(Collection entries)

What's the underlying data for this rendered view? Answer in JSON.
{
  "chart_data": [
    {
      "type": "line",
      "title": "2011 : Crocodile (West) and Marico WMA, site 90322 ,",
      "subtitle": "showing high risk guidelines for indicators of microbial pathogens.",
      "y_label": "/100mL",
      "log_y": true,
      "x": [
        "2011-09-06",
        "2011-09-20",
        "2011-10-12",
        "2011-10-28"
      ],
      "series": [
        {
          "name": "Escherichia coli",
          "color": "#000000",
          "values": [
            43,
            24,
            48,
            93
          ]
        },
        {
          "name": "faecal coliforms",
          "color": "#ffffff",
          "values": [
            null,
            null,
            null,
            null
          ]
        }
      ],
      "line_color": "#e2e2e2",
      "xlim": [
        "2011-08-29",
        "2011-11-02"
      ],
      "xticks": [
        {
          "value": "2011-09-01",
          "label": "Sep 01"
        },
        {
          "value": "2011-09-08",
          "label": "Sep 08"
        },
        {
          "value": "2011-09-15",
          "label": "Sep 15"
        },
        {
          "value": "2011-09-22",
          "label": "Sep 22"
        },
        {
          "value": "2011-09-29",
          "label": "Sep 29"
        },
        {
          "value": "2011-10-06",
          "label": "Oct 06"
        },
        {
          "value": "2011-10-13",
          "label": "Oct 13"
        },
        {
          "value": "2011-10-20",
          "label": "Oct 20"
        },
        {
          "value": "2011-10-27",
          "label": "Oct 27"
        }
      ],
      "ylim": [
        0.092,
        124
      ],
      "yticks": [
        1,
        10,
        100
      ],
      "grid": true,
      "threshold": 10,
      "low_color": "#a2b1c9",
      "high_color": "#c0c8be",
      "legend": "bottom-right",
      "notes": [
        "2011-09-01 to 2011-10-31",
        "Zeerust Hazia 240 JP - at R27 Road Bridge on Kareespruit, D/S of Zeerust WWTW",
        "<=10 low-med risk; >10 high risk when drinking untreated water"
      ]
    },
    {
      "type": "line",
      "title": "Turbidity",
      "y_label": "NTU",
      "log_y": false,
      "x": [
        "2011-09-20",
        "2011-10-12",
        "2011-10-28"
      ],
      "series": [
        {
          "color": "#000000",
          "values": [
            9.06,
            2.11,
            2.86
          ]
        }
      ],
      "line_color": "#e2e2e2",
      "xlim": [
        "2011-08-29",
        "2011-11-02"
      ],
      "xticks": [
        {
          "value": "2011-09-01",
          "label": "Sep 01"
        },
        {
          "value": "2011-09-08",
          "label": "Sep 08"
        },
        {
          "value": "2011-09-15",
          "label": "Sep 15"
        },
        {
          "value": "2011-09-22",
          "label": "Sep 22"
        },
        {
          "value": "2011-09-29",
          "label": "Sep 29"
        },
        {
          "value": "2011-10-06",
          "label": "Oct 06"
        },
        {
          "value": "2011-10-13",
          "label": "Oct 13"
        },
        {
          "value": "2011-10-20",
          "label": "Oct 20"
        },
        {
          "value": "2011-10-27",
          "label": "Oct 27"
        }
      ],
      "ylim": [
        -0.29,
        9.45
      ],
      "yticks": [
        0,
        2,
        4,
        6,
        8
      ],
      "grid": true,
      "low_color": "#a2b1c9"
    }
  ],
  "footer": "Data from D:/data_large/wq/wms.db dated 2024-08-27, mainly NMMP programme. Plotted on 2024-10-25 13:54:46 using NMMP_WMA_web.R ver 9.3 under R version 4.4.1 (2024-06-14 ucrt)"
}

■ **What to produce**: Look through the entries above and report each line where the string "name" occurs.

■ **Answer space**:
          "name": "Escherichia coli",
          "name": "faecal coliforms",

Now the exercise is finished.